── RECORDS FOR THIS TASK ──

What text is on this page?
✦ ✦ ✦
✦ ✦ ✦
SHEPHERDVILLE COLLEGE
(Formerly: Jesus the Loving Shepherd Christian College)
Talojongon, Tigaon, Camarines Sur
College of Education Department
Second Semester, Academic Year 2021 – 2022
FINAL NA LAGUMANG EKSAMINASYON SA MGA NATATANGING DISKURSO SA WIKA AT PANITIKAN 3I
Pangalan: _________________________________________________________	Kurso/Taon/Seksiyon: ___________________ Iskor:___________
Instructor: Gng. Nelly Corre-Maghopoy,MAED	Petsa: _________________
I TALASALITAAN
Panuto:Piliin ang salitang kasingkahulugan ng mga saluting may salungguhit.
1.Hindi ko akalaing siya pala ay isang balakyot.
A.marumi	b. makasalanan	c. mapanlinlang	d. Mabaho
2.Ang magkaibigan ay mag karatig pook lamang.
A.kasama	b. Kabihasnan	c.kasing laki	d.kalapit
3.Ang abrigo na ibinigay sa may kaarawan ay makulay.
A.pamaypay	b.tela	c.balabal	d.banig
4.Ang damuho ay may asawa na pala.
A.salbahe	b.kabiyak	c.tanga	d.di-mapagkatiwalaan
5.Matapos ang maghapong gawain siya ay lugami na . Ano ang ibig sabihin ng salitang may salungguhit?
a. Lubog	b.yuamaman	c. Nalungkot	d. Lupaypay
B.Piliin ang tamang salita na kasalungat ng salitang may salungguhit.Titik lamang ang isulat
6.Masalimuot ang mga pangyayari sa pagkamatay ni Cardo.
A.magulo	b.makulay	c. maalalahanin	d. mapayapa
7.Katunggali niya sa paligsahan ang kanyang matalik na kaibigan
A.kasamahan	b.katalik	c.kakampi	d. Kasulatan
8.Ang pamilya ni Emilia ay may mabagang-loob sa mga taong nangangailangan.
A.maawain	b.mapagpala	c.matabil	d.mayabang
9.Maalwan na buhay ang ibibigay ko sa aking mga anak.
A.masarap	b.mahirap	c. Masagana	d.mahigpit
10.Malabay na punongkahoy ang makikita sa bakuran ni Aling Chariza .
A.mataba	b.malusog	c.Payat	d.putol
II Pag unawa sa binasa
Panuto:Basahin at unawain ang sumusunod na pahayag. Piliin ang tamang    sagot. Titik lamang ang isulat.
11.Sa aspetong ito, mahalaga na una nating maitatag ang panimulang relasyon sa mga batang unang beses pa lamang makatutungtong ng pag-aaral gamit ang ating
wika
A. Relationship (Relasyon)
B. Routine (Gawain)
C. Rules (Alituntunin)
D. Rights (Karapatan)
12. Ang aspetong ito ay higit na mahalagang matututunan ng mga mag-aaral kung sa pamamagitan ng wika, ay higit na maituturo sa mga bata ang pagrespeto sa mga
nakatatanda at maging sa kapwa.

───

GOAL OF THE EXERCISE - Look for the word "salitang" in every line of the listing and copy the lines that have it.

EXERCISE OUTPUT -
Panuto:Piliin ang salitang kasingkahulugan ng mga saluting may salungguhit.
5.Matapos ang maghapong gawain siya ay lugami na . Ano ang ibig sabihin ng salitang may salungguhit?
B.Piliin ang tamang salita na kasalungat ng salitang may salungguhit.Titik lamang ang isulat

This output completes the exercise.